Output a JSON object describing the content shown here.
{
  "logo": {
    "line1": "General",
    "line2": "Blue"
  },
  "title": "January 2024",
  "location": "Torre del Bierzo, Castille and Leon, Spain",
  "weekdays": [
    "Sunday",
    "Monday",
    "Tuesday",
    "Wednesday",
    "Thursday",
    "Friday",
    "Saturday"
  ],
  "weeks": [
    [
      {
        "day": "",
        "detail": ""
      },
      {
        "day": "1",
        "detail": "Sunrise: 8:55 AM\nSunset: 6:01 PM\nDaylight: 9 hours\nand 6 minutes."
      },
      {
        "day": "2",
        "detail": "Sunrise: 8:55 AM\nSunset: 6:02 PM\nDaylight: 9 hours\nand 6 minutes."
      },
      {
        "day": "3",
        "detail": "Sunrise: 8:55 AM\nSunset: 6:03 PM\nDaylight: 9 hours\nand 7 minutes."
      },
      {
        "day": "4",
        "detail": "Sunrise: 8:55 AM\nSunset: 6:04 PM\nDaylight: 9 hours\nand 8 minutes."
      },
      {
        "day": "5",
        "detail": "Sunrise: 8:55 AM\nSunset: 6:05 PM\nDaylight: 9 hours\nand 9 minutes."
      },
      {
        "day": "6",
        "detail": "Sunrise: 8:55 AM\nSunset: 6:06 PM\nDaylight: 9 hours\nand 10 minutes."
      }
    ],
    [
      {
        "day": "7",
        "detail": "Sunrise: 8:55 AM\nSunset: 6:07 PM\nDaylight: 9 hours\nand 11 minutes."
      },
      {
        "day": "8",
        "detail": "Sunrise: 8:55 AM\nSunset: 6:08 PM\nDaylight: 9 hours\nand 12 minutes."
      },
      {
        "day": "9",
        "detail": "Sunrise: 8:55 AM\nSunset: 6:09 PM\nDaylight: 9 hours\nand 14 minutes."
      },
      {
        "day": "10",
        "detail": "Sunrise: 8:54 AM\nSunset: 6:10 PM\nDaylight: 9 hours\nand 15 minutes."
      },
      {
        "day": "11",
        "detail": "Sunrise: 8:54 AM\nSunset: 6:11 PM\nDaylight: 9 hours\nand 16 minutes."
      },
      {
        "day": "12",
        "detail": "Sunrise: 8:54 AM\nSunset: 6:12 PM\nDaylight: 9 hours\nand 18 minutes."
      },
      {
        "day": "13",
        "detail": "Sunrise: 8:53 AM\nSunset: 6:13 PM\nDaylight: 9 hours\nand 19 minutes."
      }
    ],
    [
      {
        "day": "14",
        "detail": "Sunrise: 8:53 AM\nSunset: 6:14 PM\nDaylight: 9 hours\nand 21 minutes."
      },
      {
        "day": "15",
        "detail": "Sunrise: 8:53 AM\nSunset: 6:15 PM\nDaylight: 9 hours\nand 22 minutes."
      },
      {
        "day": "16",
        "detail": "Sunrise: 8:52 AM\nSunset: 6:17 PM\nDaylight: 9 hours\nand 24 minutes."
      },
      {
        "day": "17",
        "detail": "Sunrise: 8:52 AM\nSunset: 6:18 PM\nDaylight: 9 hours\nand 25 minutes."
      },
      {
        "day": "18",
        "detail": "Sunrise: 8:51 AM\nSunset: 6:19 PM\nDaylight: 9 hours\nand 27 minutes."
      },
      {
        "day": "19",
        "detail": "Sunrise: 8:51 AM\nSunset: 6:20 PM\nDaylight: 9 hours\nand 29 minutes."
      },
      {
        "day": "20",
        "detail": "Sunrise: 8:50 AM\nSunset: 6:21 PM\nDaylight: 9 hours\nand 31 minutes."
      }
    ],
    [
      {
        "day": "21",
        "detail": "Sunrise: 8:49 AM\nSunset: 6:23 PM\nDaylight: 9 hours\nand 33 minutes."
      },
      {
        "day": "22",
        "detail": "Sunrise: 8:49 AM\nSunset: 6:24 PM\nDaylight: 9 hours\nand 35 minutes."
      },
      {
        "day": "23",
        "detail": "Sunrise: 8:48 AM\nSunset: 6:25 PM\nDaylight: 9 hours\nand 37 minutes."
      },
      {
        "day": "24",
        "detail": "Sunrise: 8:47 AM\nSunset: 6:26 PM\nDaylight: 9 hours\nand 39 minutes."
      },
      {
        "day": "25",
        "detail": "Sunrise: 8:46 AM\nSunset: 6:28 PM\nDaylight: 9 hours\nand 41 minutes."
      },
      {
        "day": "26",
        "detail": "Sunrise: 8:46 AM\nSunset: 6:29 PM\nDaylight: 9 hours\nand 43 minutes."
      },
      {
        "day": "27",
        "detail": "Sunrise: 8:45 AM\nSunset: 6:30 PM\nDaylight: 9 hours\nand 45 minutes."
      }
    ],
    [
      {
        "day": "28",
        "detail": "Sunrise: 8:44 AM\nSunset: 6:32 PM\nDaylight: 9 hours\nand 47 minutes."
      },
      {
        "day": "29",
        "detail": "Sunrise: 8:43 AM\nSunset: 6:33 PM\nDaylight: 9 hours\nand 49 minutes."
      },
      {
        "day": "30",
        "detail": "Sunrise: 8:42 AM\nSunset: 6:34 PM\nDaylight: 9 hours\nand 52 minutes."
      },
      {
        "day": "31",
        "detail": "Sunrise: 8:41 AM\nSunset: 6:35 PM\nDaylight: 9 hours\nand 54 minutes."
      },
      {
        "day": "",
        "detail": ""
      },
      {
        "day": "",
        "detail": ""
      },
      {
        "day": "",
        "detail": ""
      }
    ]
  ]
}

....................

PROBLEM TO WORK ON: Print the entries exactly. Include every one.

CORRECT RESULT:
Output a JSON object describing the content shown here.
{
  "logo": {
    "line1": "General",
    "line2": "Blue"
  },
  "title": "January 2024",
  "location": "Torre del Bierzo, Castille and Leon, Spain",
  "weekdays": [
    "Sunday",
    "Monday",
    "Tuesday",
    "Wednesday",
    "Thursday",
    "Friday",
    "Saturday"
  ],
  "weeks": [
    [
      {
        "day": "",
        "detail": ""
      },
      {
        "day": "1",
        "detail": "Sunrise: 8:55 AM\nSunset: 6:01 PM\nDaylight: 9 hours\nand 6 minutes."
      },
      {
        "day": "2",
        "detail": "Sunrise: 8:55 AM\nSunset: 6:02 PM\nDaylight: 9 hours\nand 6 minutes."
      },
      {
        "day": "3",
        "detail": "Sunrise: 8:55 AM\nSunset: 6:03 PM\nDaylight: 9 hours\nand 7 minutes."
      },
      {
        "day": "4",
        "detail": "Sunrise: 8:55 AM\nSunset: 6:04 PM\nDaylight: 9 hours\nand 8 minutes."
      },
      {
        "day": "5",
        "detail": "Sunrise: 8:55 AM\nSunset: 6:05 PM\nDaylight: 9 hours\nand 9 minutes."
      },
      {
        "day": "6",
        "detail": "Sunrise: 8:55 AM\nSunset: 6:06 PM\nDaylight: 9 hours\nand 10 minutes."
      }
    ],
    [
      {
        "day": "7",
        "detail": "Sunrise: 8:55 AM\nSunset: 6:07 PM\nDaylight: 9 hours\nand 11 minutes."
      },
      {
        "day": "8",
        "detail": "Sunrise: 8:55 AM\nSunset: 6:08 PM\nDaylight: 9 hours\nand 12 minutes."
      },
      {
        "day": "9",
        "detail": "Sunrise: 8:55 AM\nSunset: 6:09 PM\nDaylight: 9 hours\nand 14 minutes."
      },
      {
        "day": "10",
        "detail": "Sunrise: 8:54 AM\nSunset: 6:10 PM\nDaylight: 9 hours\nand 15 minutes."
      },
      {
        "day": "11",
        "detail": "Sunrise: 8:54 AM\nSunset: 6:11 PM\nDaylight: 9 hours\nand 16 minutes."
      },
      {
        "day": "12",
        "detail": "Sunrise: 8:54 AM\nSunset: 6:12 PM\nDaylight: 9 hours\nand 18 minutes."
      },
      {
        "day": "13",
        "detail": "Sunrise: 8:53 AM\nSunset: 6:13 PM\nDaylight: 9 hours\nand 19 minutes."
      }
    ],
    [
      {
        "day": "14",
        "detail": "Sunrise: 8:53 AM\nSunset: 6:14 PM\nDaylight: 9 hours\nand 21 minutes."
      },
      {
        "day": "15",
        "detail": "Sunrise: 8:53 AM\nSunset: 6:15 PM\nDaylight: 9 hours\nand 22 minutes."
      },
      {
        "day": "16",
        "detail": "Sunrise: 8:52 AM\nSunset: 6:17 PM\nDaylight: 9 hours\nand 24 minutes."
      },
      {
        "day": "17",
        "detail": "Sunrise: 8:52 AM\nSunset: 6:18 PM\nDaylight: 9 hours\nand 25 minutes."
      },
      {
        "day": "18",
        "detail": "Sunrise: 8:51 AM\nSunset: 6:19 PM\nDaylight: 9 hours\nand 27 minutes."
      },
      {
        "day": "19",
        "detail": "Sunrise: 8:51 AM\nSunset: 6:20 PM\nDaylight: 9 hours\nand 29 minutes."
      },
      {
        "day": "20",
        "detail": "Sunrise: 8:50 AM\nSunset: 6:21 PM\nDaylight: 9 hours\nand 31 minutes."
      }
    ],
    [
      {
        "day": "21",
        "detail": "Sunrise: 8:49 AM\nSunset: 6:23 PM\nDaylight: 9 hours\nand 33 minutes."
      },
      {
        "day": "22",
        "detail": "Sunrise: 8:49 AM\nSunset: 6:24 PM\nDaylight: 9 hours\nand 35 minutes."
      },
      {
        "day": "23",
        "detail": "Sunrise: 8:48 AM\nSunset: 6:25 PM\nDaylight: 9 hours\nand 37 minutes."
      },
      {
        "day": "24",
        "detail": "Sunrise: 8:47 AM\nSunset: 6:26 PM\nDaylight: 9 hours\nand 39 minutes."
      },
      {
        "day": "25",
        "detail": "Sunrise: 8:46 AM\nSunset: 6:28 PM\nDaylight: 9 hours\nand 41 minutes."
      },
      {
        "day": "26",
        "detail": "Sunrise: 8:46 AM\nSunset: 6:29 PM\nDaylight: 9 hours\nand 43 minutes."
      },
      {
        "day": "27",
        "detail": "Sunrise: 8:45 AM\nSunset: 6:30 PM\nDaylight: 9 hours\nand 45 minutes."
      }
    ],
    [
      {
        "day": "28",
        "detail": "Sunrise: 8:44 AM\nSunset: 6:32 PM\nDaylight: 9 hours\nand 47 minutes."
      },
      {
        "day": "29",
        "detail": "Sunrise: 8:43 AM\nSunset: 6:33 PM\nDaylight: 9 hours\nand 49 minutes."
      },
      {
        "day": "30",
        "detail": "Sunrise: 8:42 AM\nSunset: 6:34 PM\nDaylight: 9 hours\nand 52 minutes."
      },
      {
        "day": "31",
        "detail": "Sunrise: 8:41 AM\nSunset: 6:35 PM\nDaylight: 9 hours\nand 54 minutes."
      },
      {
        "day": "",
        "detail": ""
      },
      {
        "day": "",
        "detail": ""
      },
      {
        "day": "",
        "detail": ""
      }
    ]
  ]
}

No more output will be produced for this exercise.